WHAT NEEDS TO BE DONE: Read the records and gather each line that includes "visible".

■ ■ ■ ■ ■ ■ ■

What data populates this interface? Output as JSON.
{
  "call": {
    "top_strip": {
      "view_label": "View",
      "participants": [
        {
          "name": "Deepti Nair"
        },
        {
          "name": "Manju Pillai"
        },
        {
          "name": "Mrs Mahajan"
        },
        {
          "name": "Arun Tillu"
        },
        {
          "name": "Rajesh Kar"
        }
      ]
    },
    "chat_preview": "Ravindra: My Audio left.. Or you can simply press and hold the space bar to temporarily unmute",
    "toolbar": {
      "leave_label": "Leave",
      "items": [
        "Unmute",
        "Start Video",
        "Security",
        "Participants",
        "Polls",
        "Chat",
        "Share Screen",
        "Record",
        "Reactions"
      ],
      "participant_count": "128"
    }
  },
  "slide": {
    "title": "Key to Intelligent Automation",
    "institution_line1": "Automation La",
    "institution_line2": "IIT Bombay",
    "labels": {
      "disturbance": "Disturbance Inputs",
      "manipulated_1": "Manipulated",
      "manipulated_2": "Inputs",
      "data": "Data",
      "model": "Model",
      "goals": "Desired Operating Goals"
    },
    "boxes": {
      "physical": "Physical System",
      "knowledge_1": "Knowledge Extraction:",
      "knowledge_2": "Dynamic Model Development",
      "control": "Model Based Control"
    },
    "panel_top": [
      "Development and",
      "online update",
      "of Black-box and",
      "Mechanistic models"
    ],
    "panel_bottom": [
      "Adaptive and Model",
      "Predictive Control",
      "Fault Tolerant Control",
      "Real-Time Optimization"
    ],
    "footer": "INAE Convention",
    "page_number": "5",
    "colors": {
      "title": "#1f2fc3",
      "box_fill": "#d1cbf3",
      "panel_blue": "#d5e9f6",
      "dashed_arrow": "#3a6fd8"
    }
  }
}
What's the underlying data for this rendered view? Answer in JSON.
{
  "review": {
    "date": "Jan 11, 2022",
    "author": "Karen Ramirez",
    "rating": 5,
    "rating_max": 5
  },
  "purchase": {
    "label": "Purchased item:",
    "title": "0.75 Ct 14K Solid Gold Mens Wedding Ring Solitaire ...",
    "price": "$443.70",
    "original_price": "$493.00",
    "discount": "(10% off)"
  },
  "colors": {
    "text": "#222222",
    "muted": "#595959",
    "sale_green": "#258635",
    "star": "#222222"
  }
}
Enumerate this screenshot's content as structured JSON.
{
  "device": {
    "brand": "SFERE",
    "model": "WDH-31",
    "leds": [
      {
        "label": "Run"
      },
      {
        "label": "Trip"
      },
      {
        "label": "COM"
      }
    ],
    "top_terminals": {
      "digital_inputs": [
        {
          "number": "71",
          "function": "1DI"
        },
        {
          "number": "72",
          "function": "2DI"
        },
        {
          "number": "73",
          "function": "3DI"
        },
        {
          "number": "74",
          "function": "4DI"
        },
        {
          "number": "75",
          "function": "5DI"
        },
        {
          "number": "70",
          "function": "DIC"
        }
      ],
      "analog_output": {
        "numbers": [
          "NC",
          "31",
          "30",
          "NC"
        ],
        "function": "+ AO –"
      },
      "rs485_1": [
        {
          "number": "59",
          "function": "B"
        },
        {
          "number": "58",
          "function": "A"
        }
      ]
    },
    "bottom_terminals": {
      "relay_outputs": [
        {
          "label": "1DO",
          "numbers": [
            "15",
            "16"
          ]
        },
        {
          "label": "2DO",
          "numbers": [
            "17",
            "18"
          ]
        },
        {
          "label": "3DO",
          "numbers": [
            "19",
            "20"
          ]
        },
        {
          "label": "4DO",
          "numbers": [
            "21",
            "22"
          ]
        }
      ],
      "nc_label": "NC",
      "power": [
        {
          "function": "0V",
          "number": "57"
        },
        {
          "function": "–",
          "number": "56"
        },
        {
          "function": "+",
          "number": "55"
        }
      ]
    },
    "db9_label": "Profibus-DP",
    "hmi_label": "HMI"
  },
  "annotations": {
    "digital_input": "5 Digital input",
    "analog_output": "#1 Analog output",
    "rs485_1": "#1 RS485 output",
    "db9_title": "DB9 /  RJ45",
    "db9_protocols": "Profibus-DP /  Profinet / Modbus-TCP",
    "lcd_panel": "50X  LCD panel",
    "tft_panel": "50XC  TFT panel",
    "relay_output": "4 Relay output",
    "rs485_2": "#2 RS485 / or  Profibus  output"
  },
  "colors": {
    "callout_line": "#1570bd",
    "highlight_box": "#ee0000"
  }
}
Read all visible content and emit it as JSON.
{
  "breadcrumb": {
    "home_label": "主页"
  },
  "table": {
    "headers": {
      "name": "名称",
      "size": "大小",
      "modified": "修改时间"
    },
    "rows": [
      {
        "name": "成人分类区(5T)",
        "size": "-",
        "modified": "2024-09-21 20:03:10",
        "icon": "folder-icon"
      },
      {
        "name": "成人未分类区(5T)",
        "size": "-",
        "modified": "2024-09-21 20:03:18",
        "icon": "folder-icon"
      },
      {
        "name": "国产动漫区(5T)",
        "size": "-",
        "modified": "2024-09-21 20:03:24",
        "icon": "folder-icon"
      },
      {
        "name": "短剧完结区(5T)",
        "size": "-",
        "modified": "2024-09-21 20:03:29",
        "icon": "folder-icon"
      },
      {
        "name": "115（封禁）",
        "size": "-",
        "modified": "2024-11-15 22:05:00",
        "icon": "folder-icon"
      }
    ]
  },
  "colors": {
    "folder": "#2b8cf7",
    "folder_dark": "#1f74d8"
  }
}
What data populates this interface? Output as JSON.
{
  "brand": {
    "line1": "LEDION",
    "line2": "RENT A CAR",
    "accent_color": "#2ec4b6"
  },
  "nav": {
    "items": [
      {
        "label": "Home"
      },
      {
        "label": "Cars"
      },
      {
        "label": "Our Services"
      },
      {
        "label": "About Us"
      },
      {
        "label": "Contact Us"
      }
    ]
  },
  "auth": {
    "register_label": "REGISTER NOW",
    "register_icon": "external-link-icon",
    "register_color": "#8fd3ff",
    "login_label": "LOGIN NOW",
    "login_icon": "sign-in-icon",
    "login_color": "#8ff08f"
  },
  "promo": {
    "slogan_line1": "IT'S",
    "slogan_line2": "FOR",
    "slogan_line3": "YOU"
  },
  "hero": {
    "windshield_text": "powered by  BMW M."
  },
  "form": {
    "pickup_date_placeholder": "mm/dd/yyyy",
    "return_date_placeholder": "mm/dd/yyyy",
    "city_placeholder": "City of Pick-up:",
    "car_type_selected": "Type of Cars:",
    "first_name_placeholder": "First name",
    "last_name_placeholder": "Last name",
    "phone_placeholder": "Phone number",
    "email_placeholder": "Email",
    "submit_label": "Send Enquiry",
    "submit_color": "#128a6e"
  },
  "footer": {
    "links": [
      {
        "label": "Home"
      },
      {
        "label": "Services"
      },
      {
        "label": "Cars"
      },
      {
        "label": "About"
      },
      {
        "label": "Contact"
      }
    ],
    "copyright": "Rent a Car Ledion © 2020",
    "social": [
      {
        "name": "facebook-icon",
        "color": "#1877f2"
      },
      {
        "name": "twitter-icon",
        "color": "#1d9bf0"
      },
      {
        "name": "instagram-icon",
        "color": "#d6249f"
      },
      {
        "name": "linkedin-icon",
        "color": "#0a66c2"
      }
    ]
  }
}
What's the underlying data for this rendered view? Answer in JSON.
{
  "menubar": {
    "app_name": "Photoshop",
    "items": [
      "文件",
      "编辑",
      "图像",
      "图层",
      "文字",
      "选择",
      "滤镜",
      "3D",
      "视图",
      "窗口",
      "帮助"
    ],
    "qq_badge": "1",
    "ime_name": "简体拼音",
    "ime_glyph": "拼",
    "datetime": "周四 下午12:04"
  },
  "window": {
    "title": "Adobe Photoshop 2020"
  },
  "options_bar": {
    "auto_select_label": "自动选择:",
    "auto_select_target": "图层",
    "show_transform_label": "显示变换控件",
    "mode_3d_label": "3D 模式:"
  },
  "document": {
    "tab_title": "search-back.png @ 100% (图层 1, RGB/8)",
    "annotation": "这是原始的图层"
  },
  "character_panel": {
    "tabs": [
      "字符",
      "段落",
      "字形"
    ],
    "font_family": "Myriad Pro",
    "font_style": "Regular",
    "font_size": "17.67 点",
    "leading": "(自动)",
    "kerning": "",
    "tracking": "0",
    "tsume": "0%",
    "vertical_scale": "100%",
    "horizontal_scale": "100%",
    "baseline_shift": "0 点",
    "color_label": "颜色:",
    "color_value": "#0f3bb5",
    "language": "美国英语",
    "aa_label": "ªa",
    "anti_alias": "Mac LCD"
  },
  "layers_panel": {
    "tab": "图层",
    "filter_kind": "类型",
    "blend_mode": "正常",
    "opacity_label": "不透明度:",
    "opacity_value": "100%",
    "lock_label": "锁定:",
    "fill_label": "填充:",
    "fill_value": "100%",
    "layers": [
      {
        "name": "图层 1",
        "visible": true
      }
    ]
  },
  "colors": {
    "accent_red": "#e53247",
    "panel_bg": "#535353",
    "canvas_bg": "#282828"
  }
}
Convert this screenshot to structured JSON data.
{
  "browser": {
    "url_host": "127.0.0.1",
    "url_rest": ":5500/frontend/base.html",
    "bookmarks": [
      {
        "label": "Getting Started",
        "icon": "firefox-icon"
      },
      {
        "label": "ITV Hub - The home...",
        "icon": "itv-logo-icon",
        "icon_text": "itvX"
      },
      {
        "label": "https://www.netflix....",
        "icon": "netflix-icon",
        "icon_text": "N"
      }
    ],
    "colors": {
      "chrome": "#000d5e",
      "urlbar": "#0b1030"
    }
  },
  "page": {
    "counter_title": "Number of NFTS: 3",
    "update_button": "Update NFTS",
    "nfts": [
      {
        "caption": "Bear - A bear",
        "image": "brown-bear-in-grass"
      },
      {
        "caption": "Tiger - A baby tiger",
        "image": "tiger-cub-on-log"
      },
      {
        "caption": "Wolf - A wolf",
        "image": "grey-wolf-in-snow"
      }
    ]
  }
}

■ ■ ■ ■ ■ ■ ■

OUTPUT:
Read all visible content and emit it as JSON.
        "visible": true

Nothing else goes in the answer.